> WHAT YOU WILL DO
The records below are to be quoted in full; please keep every word exact.

> RECORDS FOR PROCESSING

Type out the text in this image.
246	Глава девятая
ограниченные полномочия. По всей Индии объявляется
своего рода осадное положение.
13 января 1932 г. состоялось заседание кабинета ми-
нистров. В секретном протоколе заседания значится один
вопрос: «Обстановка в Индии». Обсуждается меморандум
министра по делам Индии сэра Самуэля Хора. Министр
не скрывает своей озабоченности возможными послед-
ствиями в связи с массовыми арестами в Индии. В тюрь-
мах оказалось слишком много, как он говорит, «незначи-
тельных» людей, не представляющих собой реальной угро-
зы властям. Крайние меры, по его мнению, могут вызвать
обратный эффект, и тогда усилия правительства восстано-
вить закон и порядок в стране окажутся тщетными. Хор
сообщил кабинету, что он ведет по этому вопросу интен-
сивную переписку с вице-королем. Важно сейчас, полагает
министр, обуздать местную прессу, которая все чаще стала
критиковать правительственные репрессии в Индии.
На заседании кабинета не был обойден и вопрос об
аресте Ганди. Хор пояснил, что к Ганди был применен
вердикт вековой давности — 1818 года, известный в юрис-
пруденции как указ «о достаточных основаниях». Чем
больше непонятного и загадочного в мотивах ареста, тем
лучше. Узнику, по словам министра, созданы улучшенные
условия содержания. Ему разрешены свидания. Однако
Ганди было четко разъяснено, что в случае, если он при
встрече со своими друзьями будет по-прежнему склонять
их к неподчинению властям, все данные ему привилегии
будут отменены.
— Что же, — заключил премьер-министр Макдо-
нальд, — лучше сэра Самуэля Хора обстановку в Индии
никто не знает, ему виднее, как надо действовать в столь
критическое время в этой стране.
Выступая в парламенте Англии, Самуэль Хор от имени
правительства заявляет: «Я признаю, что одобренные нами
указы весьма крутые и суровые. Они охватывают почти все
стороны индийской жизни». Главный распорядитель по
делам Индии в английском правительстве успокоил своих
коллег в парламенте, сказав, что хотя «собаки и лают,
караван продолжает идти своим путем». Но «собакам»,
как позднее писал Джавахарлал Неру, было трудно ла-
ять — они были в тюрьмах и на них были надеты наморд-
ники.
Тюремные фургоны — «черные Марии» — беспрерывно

> THE RESULT
Type out the text in this image.
246	Глава девятая
ограниченные полномочия. По всей Индии объявляется
своего рода осадное положение.
13 января 1932 г. состоялось заседание кабинета ми-
нистров. В секретном протоколе заседания значится один
вопрос: «Обстановка в Индии». Обсуждается меморандум
министра по делам Индии сэра Самуэля Хора. Министр
не скрывает своей озабоченности возможными послед-
ствиями в связи с массовыми арестами в Индии. В тюрь-
мах оказалось слишком много, как он говорит, «незначи-
тельных» людей, не представляющих собой реальной угро-
зы властям. Крайние меры, по его мнению, могут вызвать
обратный эффект, и тогда усилия правительства восстано-
вить закон и порядок в стране окажутся тщетными. Хор
сообщил кабинету, что он ведет по этому вопросу интен-
сивную переписку с вице-королем. Важно сейчас, полагает
министр, обуздать местную прессу, которая все чаще стала
критиковать правительственные репрессии в Индии.
На заседании кабинета не был обойден и вопрос об
аресте Ганди. Хор пояснил, что к Ганди был применен
вердикт вековой давности — 1818 года, известный в юрис-
пруденции как указ «о достаточных основаниях». Чем
больше непонятного и загадочного в мотивах ареста, тем
лучше. Узнику, по словам министра, созданы улучшенные
условия содержания. Ему разрешены свидания. Однако
Ганди было четко разъяснено, что в случае, если он при
встрече со своими друзьями будет по-прежнему склонять
их к неподчинению властям, все данные ему привилегии
будут отменены.
— Что же, — заключил премьер-министр Макдо-
нальд, — лучше сэра Самуэля Хора обстановку в Индии
никто не знает, ему виднее, как надо действовать в столь
критическое время в этой стране.
Выступая в парламенте Англии, Самуэль Хор от имени
правительства заявляет: «Я признаю, что одобренные нами
указы весьма крутые и суровые. Они охватывают почти все
стороны индийской жизни». Главный распорядитель по
делам Индии в английском правительстве успокоил своих
коллег в парламенте, сказав, что хотя «собаки и лают,
караван продолжает идти своим путем». Но «собакам»,
как позднее писал Джавахарлал Неру, было трудно ла-
ять — они были в тюрьмах и на них были надеты наморд-
ники.
Тюремные фургоны — «черные Марии» — беспрерывно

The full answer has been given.